_Exercise aim_: Leaving out the pictures, retype all the material exactly.

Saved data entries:
• • •

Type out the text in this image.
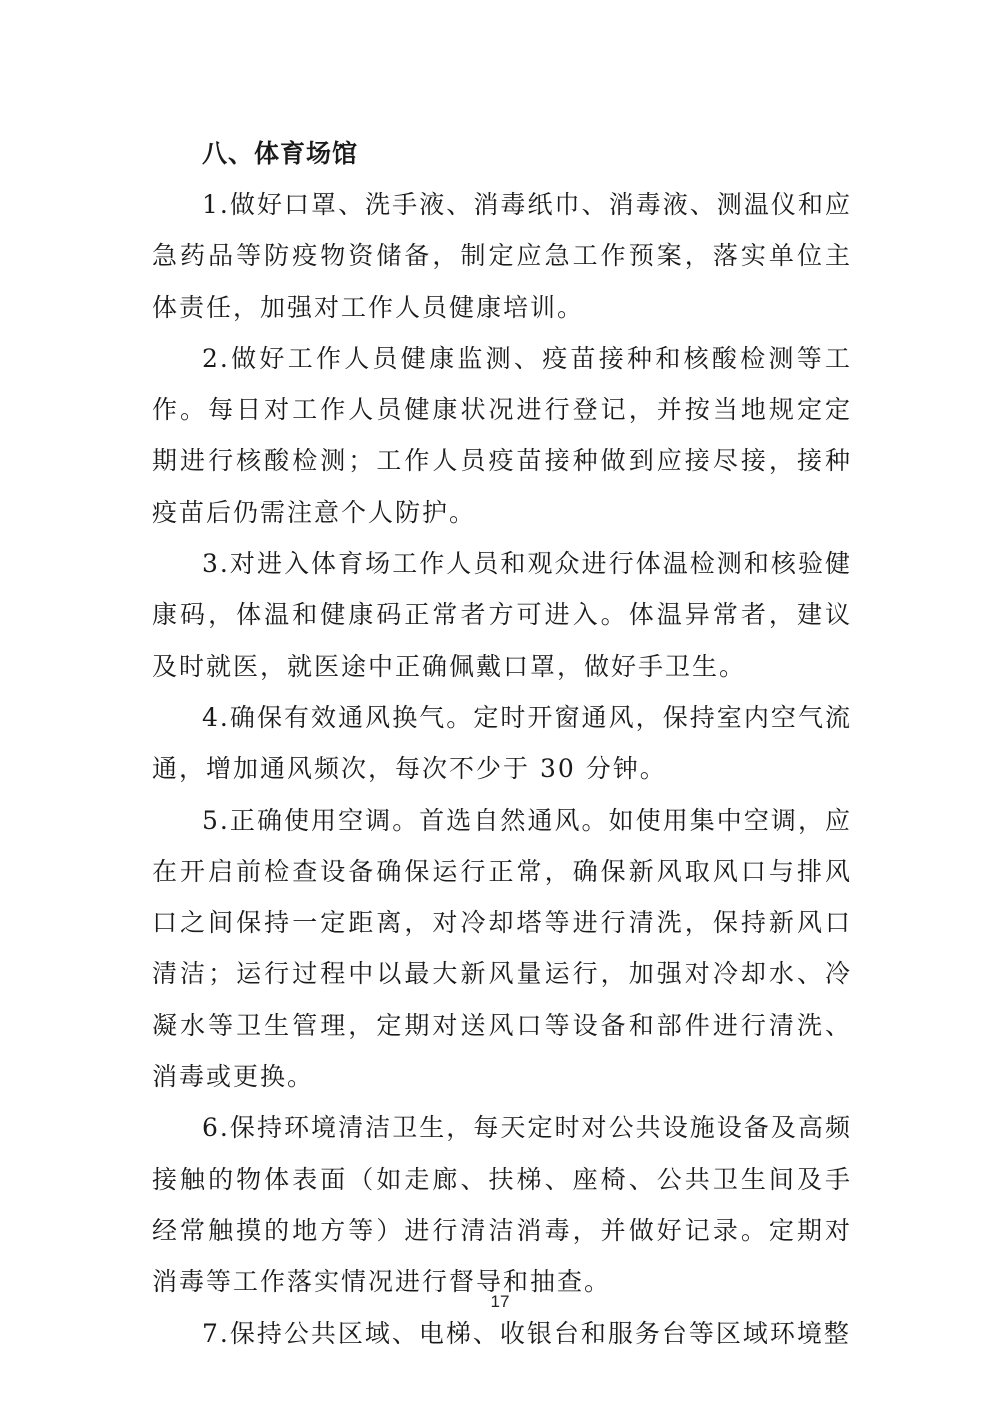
八、体育场馆

1.做好口罩、洗手液、消毒纸巾、消毒液、测温仪和应急药品等防疫物资储备，制定应急工作预案，落实单位主体责任，加强对工作人员健康培训。

2.做好工作人员健康监测、疫苗接种和核酸检测等工作。每日对工作人员健康状况进行登记，并按当地规定定期进行核酸检测；工作人员疫苗接种做到应接尽接，接种疫苗后仍需注意个人防护。

3.对进入体育场工作人员和观众进行体温检测和核验健康码，体温和健康码正常者方可进入。体温异常者，建议及时就医，就医途中正确佩戴口罩，做好手卫生。

4.确保有效通风换气。定时开窗通风，保持室内空气流通，增加通风频次，每次不少于 30 分钟。

5.正确使用空调。首选自然通风。如使用集中空调，应在开启前检查设备确保运行正常，确保新风取风口与排风口之间保持一定距离，对冷却塔等进行清洗，保持新风口清洁；运行过程中以最大新风量运行，加强对冷却水、冷凝水等卫生管理，定期对送风口等设备和部件进行清洗、消毒或更换。

6.保持环境清洁卫生，每天定时对公共设施设备及高频接触的物体表面（如走廊、扶梯、座椅、公共卫生间及手经常触摸的地方等）进行清洁消毒，并做好记录。定期对消毒等工作落实情况进行督导和抽查。

7.保持公共区域、电梯、收银台和服务台等区域环境整

17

• • •

_Written solution_:
Type out the text in this image.
八、体育场馆

1.做好口罩、洗手液、消毒纸巾、消毒液、测温仪和应急药品等防疫物资储备，制定应急工作预案，落实单位主体责任，加强对工作人员健康培训。

2.做好工作人员健康监测、疫苗接种和核酸检测等工作。每日对工作人员健康状况进行登记，并按当地规定定期进行核酸检测；工作人员疫苗接种做到应接尽接，接种疫苗后仍需注意个人防护。

3.对进入体育场工作人员和观众进行体温检测和核验健康码，体温和健康码正常者方可进入。体温异常者，建议及时就医，就医途中正确佩戴口罩，做好手卫生。

4.确保有效通风换气。定时开窗通风，保持室内空气流通，增加通风频次，每次不少于 30 分钟。

5.正确使用空调。首选自然通风。如使用集中空调，应在开启前检查设备确保运行正常，确保新风取风口与排风口之间保持一定距离，对冷却塔等进行清洗，保持新风口清洁；运行过程中以最大新风量运行，加强对冷却水、冷凝水等卫生管理，定期对送风口等设备和部件进行清洗、消毒或更换。

6.保持环境清洁卫生，每天定时对公共设施设备及高频接触的物体表面（如走廊、扶梯、座椅、公共卫生间及手经常触摸的地方等）进行清洁消毒，并做好记录。定期对消毒等工作落实情况进行督导和抽查。

7.保持公共区域、电梯、收银台和服务台等区域环境整

17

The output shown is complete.